WHAT NEEDS TO BE DONE —
Check every line of the entries for "ylabel", and copy the lines that hold it.

[Data tied to figure images]
■ ■ ■ ■ ■ ■ ■

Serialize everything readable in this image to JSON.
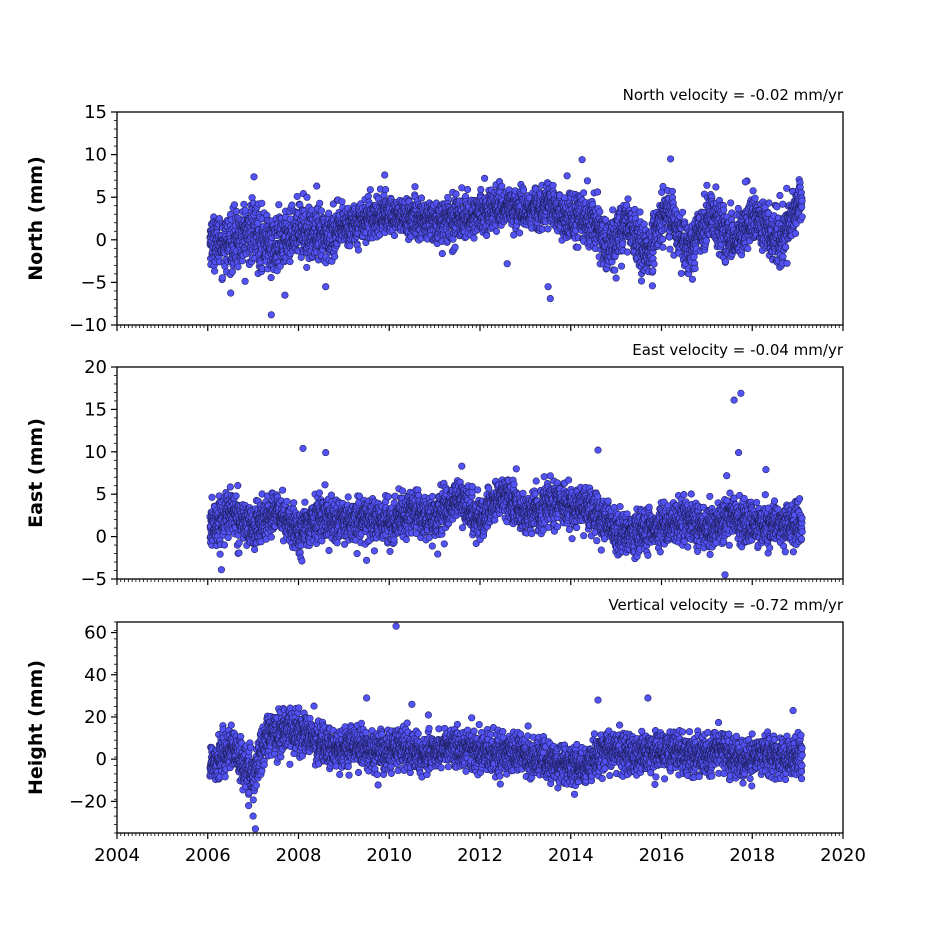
{
  "chart_data": [
    {
      "type": "scatter",
      "panel": "north",
      "velocity_label": "North velocity = -0.02 mm/yr",
      "ylabel": "North (mm)",
      "xlim": [
        2004,
        2020
      ],
      "ylim": [
        -10,
        15
      ],
      "y_ticks": [
        -10,
        -5,
        0,
        5,
        10,
        15
      ],
      "y_tick_labels": [
        "−10",
        "−5",
        "0",
        "5",
        "10",
        "15"
      ],
      "x_ticks": [
        2004,
        2006,
        2008,
        2010,
        2012,
        2014,
        2016,
        2018,
        2020
      ],
      "data_range": [
        2006.05,
        2019.1
      ],
      "density_per_year": 320,
      "band": [
        [
          2006.05,
          0.0,
          1.8
        ],
        [
          2006.5,
          -0.5,
          2.2
        ],
        [
          2007.0,
          1.0,
          2.4
        ],
        [
          2007.5,
          -1.0,
          2.2
        ],
        [
          2008.0,
          1.5,
          1.8
        ],
        [
          2008.5,
          0.0,
          2.2
        ],
        [
          2009.0,
          1.5,
          1.6
        ],
        [
          2009.5,
          2.5,
          1.5
        ],
        [
          2010.0,
          3.0,
          1.5
        ],
        [
          2010.5,
          2.5,
          1.6
        ],
        [
          2011.0,
          2.0,
          1.6
        ],
        [
          2011.5,
          2.5,
          1.6
        ],
        [
          2012.0,
          3.0,
          1.6
        ],
        [
          2012.5,
          4.0,
          1.5
        ],
        [
          2013.0,
          3.5,
          1.6
        ],
        [
          2013.5,
          4.0,
          1.6
        ],
        [
          2014.0,
          2.5,
          1.8
        ],
        [
          2014.5,
          2.5,
          1.8
        ],
        [
          2014.8,
          -1.0,
          2.0
        ],
        [
          2015.2,
          2.0,
          1.8
        ],
        [
          2015.7,
          -1.5,
          2.0
        ],
        [
          2016.1,
          3.5,
          1.8
        ],
        [
          2016.6,
          -1.0,
          2.0
        ],
        [
          2017.1,
          3.0,
          1.8
        ],
        [
          2017.6,
          -0.5,
          2.0
        ],
        [
          2018.0,
          2.5,
          1.8
        ],
        [
          2018.6,
          0.0,
          2.0
        ],
        [
          2019.1,
          4.5,
          1.6
        ]
      ],
      "outliers": [
        [
          2007.02,
          7.4
        ],
        [
          2007.4,
          -8.8
        ],
        [
          2007.7,
          -6.5
        ],
        [
          2008.4,
          6.3
        ],
        [
          2008.6,
          -5.5
        ],
        [
          2009.9,
          7.6
        ],
        [
          2012.6,
          -2.8
        ],
        [
          2013.5,
          -5.5
        ],
        [
          2013.55,
          -6.9
        ],
        [
          2014.25,
          9.4
        ],
        [
          2015.8,
          -5.4
        ],
        [
          2016.2,
          9.5
        ],
        [
          2017.0,
          6.4
        ],
        [
          2017.85,
          6.8
        ],
        [
          2015.0,
          -4.5
        ]
      ]
    },
    {
      "type": "scatter",
      "panel": "east",
      "velocity_label": "East velocity = -0.04 mm/yr",
      "ylabel": "East (mm)",
      "xlim": [
        2004,
        2020
      ],
      "ylim": [
        -5,
        20
      ],
      "y_ticks": [
        -5,
        0,
        5,
        10,
        15,
        20
      ],
      "y_tick_labels": [
        "−5",
        "0",
        "5",
        "10",
        "15",
        "20"
      ],
      "x_ticks": [
        2004,
        2006,
        2008,
        2010,
        2012,
        2014,
        2016,
        2018,
        2020
      ],
      "data_range": [
        2006.05,
        2019.1
      ],
      "density_per_year": 320,
      "band": [
        [
          2006.05,
          1.0,
          1.8
        ],
        [
          2006.5,
          3.0,
          1.8
        ],
        [
          2007.0,
          1.0,
          1.6
        ],
        [
          2007.5,
          3.0,
          1.6
        ],
        [
          2008.0,
          0.5,
          1.6
        ],
        [
          2008.5,
          2.5,
          1.6
        ],
        [
          2009.0,
          1.5,
          1.6
        ],
        [
          2009.5,
          2.0,
          1.6
        ],
        [
          2010.0,
          1.5,
          1.6
        ],
        [
          2010.5,
          3.0,
          1.6
        ],
        [
          2011.0,
          2.0,
          1.6
        ],
        [
          2011.5,
          4.5,
          1.6
        ],
        [
          2012.0,
          2.0,
          1.6
        ],
        [
          2012.5,
          5.0,
          1.6
        ],
        [
          2013.0,
          2.5,
          1.6
        ],
        [
          2013.5,
          4.0,
          1.6
        ],
        [
          2014.0,
          3.5,
          1.6
        ],
        [
          2014.5,
          3.0,
          1.6
        ],
        [
          2015.0,
          0.5,
          1.6
        ],
        [
          2015.5,
          0.5,
          1.6
        ],
        [
          2016.0,
          1.0,
          1.6
        ],
        [
          2016.5,
          2.0,
          1.6
        ],
        [
          2017.0,
          1.0,
          1.6
        ],
        [
          2017.5,
          2.5,
          1.6
        ],
        [
          2018.0,
          1.5,
          1.6
        ],
        [
          2018.5,
          1.5,
          1.6
        ],
        [
          2019.1,
          1.0,
          1.6
        ]
      ],
      "outliers": [
        [
          2006.3,
          -3.9
        ],
        [
          2008.1,
          10.4
        ],
        [
          2008.6,
          9.9
        ],
        [
          2011.6,
          8.3
        ],
        [
          2012.8,
          8.0
        ],
        [
          2014.6,
          10.2
        ],
        [
          2017.4,
          -4.5
        ],
        [
          2017.6,
          16.1
        ],
        [
          2017.75,
          16.9
        ],
        [
          2017.7,
          9.9
        ],
        [
          2018.3,
          7.9
        ],
        [
          2009.5,
          -2.8
        ]
      ]
    },
    {
      "type": "scatter",
      "panel": "height",
      "velocity_label": "Vertical velocity = -0.72 mm/yr",
      "ylabel": "Height (mm)",
      "xlim": [
        2004,
        2020
      ],
      "ylim": [
        -35,
        65
      ],
      "y_ticks": [
        -20,
        0,
        20,
        40,
        60
      ],
      "y_tick_labels": [
        "−20",
        "0",
        "20",
        "40",
        "60"
      ],
      "x_ticks": [
        2004,
        2006,
        2008,
        2010,
        2012,
        2014,
        2016,
        2018,
        2020
      ],
      "x_tick_labels": [
        "2004",
        "2006",
        "2008",
        "2010",
        "2012",
        "2014",
        "2016",
        "2018",
        "2020"
      ],
      "data_range": [
        2006.05,
        2019.1
      ],
      "density_per_year": 320,
      "band": [
        [
          2006.05,
          -2.0,
          7.0
        ],
        [
          2006.5,
          5.0,
          7.0
        ],
        [
          2007.0,
          -8.0,
          7.0
        ],
        [
          2007.3,
          10.0,
          7.0
        ],
        [
          2007.8,
          15.0,
          7.0
        ],
        [
          2008.3,
          10.0,
          6.5
        ],
        [
          2008.8,
          4.0,
          6.0
        ],
        [
          2009.3,
          6.0,
          6.0
        ],
        [
          2009.8,
          3.0,
          6.0
        ],
        [
          2010.3,
          5.0,
          6.0
        ],
        [
          2010.8,
          2.0,
          6.0
        ],
        [
          2011.3,
          6.0,
          6.0
        ],
        [
          2011.8,
          5.0,
          6.0
        ],
        [
          2012.3,
          2.0,
          6.0
        ],
        [
          2012.8,
          3.0,
          6.0
        ],
        [
          2013.3,
          0.0,
          6.0
        ],
        [
          2013.8,
          -2.0,
          6.0
        ],
        [
          2014.3,
          -4.0,
          6.0
        ],
        [
          2014.8,
          5.0,
          6.0
        ],
        [
          2015.3,
          2.0,
          6.0
        ],
        [
          2015.8,
          3.0,
          6.0
        ],
        [
          2016.3,
          4.0,
          6.0
        ],
        [
          2016.8,
          1.0,
          6.0
        ],
        [
          2017.3,
          5.0,
          6.0
        ],
        [
          2017.8,
          -1.0,
          6.0
        ],
        [
          2018.3,
          3.0,
          6.0
        ],
        [
          2018.8,
          0.0,
          6.0
        ],
        [
          2019.1,
          2.0,
          6.0
        ]
      ],
      "outliers": [
        [
          2010.15,
          63.0
        ],
        [
          2007.0,
          -27.0
        ],
        [
          2007.05,
          -33.0
        ],
        [
          2006.9,
          -22.0
        ],
        [
          2010.5,
          26.0
        ],
        [
          2014.6,
          28.0
        ],
        [
          2015.7,
          29.0
        ],
        [
          2009.5,
          29.0
        ],
        [
          2018.9,
          23.0
        ]
      ]
    }
  ]
}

■ ■ ■ ■ ■ ■ ■

RESPONSE —
      "ylabel": "North (mm)",
      "ylabel": "East (mm)",
      "ylabel": "Height (mm)",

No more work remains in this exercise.